▶ _BRIEF_: Return all lines in the material below that contain "Word".

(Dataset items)

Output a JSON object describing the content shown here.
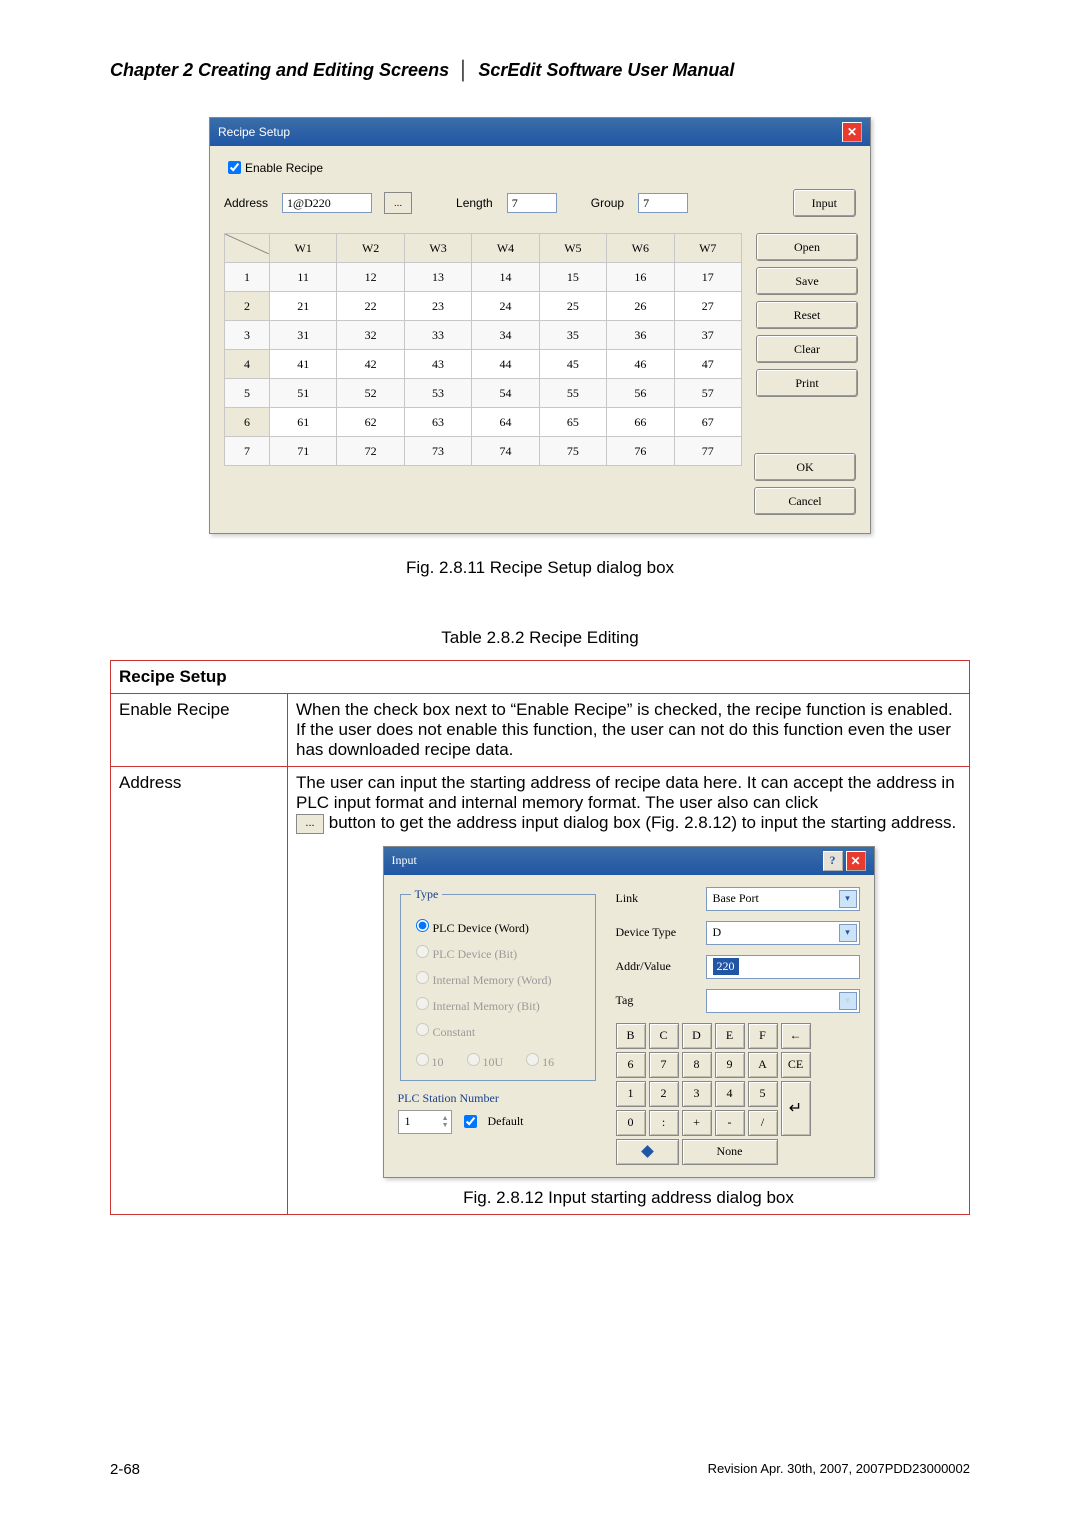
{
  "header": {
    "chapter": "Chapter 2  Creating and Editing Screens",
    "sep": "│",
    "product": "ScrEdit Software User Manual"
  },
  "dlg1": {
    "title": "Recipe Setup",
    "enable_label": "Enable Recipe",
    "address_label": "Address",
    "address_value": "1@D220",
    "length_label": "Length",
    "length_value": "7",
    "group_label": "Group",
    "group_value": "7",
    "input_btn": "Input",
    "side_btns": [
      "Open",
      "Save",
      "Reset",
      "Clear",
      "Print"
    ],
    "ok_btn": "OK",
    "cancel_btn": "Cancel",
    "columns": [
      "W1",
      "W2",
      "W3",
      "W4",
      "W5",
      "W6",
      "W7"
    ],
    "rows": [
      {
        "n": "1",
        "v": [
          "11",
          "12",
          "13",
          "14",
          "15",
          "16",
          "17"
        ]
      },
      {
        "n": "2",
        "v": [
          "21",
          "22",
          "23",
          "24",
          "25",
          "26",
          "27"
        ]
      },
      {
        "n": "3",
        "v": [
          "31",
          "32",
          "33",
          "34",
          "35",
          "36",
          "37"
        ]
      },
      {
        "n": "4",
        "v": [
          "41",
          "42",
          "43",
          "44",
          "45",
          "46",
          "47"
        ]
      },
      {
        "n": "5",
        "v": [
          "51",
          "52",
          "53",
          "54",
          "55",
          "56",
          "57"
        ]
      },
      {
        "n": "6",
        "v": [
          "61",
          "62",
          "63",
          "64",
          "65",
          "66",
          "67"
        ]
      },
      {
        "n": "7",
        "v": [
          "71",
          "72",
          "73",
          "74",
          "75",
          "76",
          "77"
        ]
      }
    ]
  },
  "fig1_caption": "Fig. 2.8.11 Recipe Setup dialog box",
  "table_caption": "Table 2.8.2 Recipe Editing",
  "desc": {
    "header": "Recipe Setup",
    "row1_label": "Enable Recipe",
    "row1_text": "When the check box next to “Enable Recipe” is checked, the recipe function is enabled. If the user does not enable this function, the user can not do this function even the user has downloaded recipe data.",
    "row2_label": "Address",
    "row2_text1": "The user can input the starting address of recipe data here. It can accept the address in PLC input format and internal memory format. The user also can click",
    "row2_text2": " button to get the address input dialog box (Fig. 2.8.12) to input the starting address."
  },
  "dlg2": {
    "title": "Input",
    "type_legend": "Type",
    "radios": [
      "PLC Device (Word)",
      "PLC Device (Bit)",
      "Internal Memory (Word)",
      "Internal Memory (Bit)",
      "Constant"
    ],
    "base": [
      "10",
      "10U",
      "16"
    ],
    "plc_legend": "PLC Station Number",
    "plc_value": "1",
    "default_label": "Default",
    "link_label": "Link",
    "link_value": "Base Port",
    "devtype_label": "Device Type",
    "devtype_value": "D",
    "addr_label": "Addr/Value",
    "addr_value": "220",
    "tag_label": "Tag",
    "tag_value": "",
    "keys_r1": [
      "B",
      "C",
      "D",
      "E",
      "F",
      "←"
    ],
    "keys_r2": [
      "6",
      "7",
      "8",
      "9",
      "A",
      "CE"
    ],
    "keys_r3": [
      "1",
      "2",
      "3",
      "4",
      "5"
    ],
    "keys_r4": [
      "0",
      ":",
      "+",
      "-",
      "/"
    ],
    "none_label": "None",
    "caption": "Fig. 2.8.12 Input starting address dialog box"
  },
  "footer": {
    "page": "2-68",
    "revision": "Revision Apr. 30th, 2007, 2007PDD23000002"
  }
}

==

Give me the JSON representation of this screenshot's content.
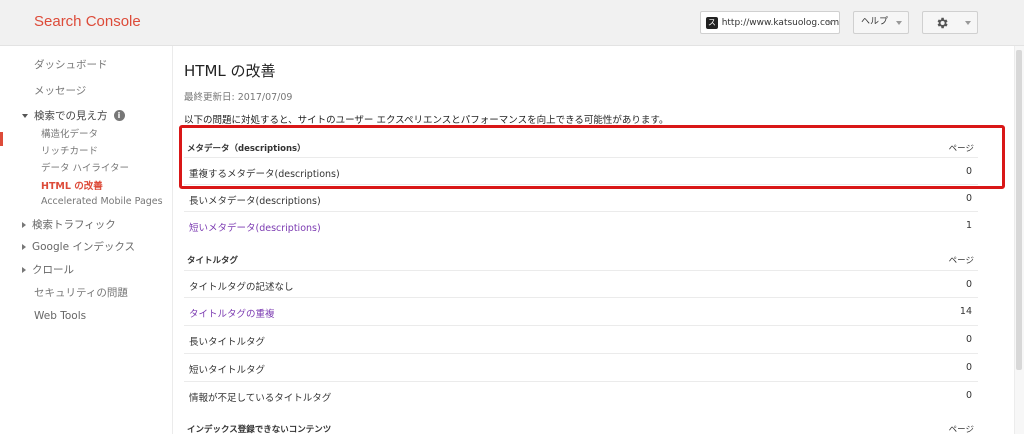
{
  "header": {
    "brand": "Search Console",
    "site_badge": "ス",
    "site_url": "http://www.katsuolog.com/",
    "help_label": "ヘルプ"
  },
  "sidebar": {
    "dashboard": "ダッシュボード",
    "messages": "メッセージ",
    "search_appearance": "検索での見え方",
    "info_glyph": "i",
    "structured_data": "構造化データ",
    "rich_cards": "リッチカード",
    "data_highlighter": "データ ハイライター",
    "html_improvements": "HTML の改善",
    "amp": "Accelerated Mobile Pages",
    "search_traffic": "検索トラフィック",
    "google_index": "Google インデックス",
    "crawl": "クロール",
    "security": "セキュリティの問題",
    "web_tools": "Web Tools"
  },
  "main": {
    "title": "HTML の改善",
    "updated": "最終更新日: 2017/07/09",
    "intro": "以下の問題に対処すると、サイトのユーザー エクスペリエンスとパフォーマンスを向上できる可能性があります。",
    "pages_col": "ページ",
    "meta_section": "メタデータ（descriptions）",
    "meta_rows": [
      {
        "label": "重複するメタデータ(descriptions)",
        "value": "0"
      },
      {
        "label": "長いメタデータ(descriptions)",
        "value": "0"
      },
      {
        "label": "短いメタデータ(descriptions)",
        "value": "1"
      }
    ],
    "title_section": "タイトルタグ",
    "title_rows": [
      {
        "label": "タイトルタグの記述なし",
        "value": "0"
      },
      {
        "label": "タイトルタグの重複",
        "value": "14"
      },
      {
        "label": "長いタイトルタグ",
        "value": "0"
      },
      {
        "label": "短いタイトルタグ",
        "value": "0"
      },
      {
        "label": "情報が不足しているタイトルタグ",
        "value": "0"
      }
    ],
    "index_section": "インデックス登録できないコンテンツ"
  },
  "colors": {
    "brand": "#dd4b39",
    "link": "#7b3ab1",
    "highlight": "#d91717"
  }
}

▶ _RESULT FOR THIS EXERCISE_:
      "PLC Device (Word)",
      "Internal Memory (Word)",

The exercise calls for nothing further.